= Aim of the exercise =
Transcribe the records that follow, preserving every word.

= Working data =
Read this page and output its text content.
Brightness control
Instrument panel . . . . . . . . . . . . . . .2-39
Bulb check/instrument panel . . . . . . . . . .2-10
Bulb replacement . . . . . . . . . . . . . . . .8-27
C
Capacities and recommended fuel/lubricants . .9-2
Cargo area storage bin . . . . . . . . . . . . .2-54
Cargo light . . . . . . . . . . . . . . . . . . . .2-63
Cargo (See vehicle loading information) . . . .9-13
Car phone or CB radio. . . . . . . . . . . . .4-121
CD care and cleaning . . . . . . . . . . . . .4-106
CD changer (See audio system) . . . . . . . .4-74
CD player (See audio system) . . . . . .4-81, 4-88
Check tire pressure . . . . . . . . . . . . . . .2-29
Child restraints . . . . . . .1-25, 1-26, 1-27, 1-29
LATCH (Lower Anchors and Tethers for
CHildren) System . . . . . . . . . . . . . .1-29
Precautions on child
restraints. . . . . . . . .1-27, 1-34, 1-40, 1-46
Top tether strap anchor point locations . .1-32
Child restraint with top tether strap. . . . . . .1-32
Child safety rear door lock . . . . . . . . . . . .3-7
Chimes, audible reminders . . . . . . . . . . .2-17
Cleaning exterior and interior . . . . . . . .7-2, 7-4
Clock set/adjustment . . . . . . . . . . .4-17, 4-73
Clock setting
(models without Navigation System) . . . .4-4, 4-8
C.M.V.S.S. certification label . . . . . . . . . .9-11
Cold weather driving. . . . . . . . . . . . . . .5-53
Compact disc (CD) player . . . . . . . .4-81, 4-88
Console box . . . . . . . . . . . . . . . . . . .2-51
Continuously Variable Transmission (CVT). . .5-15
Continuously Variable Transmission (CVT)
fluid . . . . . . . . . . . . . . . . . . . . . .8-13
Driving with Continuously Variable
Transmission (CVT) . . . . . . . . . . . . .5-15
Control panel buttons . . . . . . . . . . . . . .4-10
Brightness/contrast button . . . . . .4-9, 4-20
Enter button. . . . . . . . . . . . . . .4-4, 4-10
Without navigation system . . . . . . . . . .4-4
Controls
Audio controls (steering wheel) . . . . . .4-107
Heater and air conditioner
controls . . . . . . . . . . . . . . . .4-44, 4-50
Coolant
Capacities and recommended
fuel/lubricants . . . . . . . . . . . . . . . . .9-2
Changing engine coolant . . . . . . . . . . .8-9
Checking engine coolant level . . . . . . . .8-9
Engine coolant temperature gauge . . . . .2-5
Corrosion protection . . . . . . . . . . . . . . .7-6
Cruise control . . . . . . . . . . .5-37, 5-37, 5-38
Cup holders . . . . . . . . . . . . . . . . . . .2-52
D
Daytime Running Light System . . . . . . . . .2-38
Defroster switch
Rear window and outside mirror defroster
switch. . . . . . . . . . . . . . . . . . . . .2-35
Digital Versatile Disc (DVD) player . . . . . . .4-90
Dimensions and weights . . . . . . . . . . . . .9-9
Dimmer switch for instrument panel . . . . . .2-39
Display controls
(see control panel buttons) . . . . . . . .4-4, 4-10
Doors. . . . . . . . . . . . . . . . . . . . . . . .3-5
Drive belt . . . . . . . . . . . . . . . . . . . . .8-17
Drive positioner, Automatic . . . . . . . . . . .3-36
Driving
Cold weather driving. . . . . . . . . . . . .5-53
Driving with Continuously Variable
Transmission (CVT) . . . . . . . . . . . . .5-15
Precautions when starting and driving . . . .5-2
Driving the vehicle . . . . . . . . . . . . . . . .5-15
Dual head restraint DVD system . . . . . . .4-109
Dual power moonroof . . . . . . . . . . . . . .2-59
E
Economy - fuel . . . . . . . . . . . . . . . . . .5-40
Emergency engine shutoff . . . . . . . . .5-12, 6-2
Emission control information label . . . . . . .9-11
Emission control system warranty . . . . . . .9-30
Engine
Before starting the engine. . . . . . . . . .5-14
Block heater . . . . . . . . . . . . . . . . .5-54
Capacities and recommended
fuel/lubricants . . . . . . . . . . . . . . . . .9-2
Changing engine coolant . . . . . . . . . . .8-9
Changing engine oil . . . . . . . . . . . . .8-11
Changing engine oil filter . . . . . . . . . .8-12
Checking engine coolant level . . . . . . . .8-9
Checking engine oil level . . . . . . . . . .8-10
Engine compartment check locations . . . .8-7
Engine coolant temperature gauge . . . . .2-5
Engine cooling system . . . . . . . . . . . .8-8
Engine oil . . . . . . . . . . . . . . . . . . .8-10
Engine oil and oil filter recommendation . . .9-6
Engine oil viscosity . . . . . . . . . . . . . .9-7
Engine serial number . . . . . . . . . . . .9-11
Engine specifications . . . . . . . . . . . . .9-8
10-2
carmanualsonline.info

= Solved exercise =
Read this page and output its text content.
Brightness control
Instrument panel . . . . . . . . . . . . . . .2-39
Bulb check/instrument panel . . . . . . . . . .2-10
Bulb replacement . . . . . . . . . . . . . . . .8-27
C
Capacities and recommended fuel/lubricants . .9-2
Cargo area storage bin . . . . . . . . . . . . .2-54
Cargo light . . . . . . . . . . . . . . . . . . . .2-63
Cargo (See vehicle loading information) . . . .9-13
Car phone or CB radio. . . . . . . . . . . . .4-121
CD care and cleaning . . . . . . . . . . . . .4-106
CD changer (See audio system) . . . . . . . .4-74
CD player (See audio system) . . . . . .4-81, 4-88
Check tire pressure . . . . . . . . . . . . . . .2-29
Child restraints . . . . . . .1-25, 1-26, 1-27, 1-29
LATCH (Lower Anchors and Tethers for
CHildren) System . . . . . . . . . . . . . .1-29
Precautions on child
restraints. . . . . . . . .1-27, 1-34, 1-40, 1-46
Top tether strap anchor point locations . .1-32
Child restraint with top tether strap. . . . . . .1-32
Child safety rear door lock . . . . . . . . . . . .3-7
Chimes, audible reminders . . . . . . . . . . .2-17
Cleaning exterior and interior . . . . . . . .7-2, 7-4
Clock set/adjustment . . . . . . . . . . .4-17, 4-73
Clock setting
(models without Navigation System) . . . .4-4, 4-8
C.M.V.S.S. certification label . . . . . . . . . .9-11
Cold weather driving. . . . . . . . . . . . . . .5-53
Compact disc (CD) player . . . . . . . .4-81, 4-88
Console box . . . . . . . . . . . . . . . . . . .2-51
Continuously Variable Transmission (CVT). . .5-15
Continuously Variable Transmission (CVT)
fluid . . . . . . . . . . . . . . . . . . . . . .8-13
Driving with Continuously Variable
Transmission (CVT) . . . . . . . . . . . . .5-15
Control panel buttons . . . . . . . . . . . . . .4-10
Brightness/contrast button . . . . . .4-9, 4-20
Enter button. . . . . . . . . . . . . . .4-4, 4-10
Without navigation system . . . . . . . . . .4-4
Controls
Audio controls (steering wheel) . . . . . .4-107
Heater and air conditioner
controls . . . . . . . . . . . . . . . .4-44, 4-50
Coolant
Capacities and recommended
fuel/lubricants . . . . . . . . . . . . . . . . .9-2
Changing engine coolant . . . . . . . . . . .8-9
Checking engine coolant level . . . . . . . .8-9
Engine coolant temperature gauge . . . . .2-5
Corrosion protection . . . . . . . . . . . . . . .7-6
Cruise control . . . . . . . . . . .5-37, 5-37, 5-38
Cup holders . . . . . . . . . . . . . . . . . . .2-52
D
Daytime Running Light System . . . . . . . . .2-38
Defroster switch
Rear window and outside mirror defroster
switch. . . . . . . . . . . . . . . . . . . . .2-35
Digital Versatile Disc (DVD) player . . . . . . .4-90
Dimensions and weights . . . . . . . . . . . . .9-9
Dimmer switch for instrument panel . . . . . .2-39
Display controls
(see control panel buttons) . . . . . . . .4-4, 4-10
Doors. . . . . . . . . . . . . . . . . . . . . . . .3-5
Drive belt . . . . . . . . . . . . . . . . . . . . .8-17
Drive positioner, Automatic . . . . . . . . . . .3-36
Driving
Cold weather driving. . . . . . . . . . . . .5-53
Driving with Continuously Variable
Transmission (CVT) . . . . . . . . . . . . .5-15
Precautions when starting and driving . . . .5-2
Driving the vehicle . . . . . . . . . . . . . . . .5-15
Dual head restraint DVD system . . . . . . .4-109
Dual power moonroof . . . . . . . . . . . . . .2-59
E
Economy - fuel . . . . . . . . . . . . . . . . . .5-40
Emergency engine shutoff . . . . . . . . .5-12, 6-2
Emission control information label . . . . . . .9-11
Emission control system warranty . . . . . . .9-30
Engine
Before starting the engine. . . . . . . . . .5-14
Block heater . . . . . . . . . . . . . . . . .5-54
Capacities and recommended
fuel/lubricants . . . . . . . . . . . . . . . . .9-2
Changing engine coolant . . . . . . . . . . .8-9
Changing engine oil . . . . . . . . . . . . .8-11
Changing engine oil filter . . . . . . . . . .8-12
Checking engine coolant level . . . . . . . .8-9
Checking engine oil level . . . . . . . . . .8-10
Engine compartment check locations . . . .8-7
Engine coolant temperature gauge . . . . .2-5
Engine cooling system . . . . . . . . . . . .8-8
Engine oil . . . . . . . . . . . . . . . . . . .8-10
Engine oil and oil filter recommendation . . .9-6
Engine oil viscosity . . . . . . . . . . . . . .9-7
Engine serial number . . . . . . . . . . . .9-11
Engine specifications . . . . . . . . . . . . .9-8
10-2
carmanualsonline.info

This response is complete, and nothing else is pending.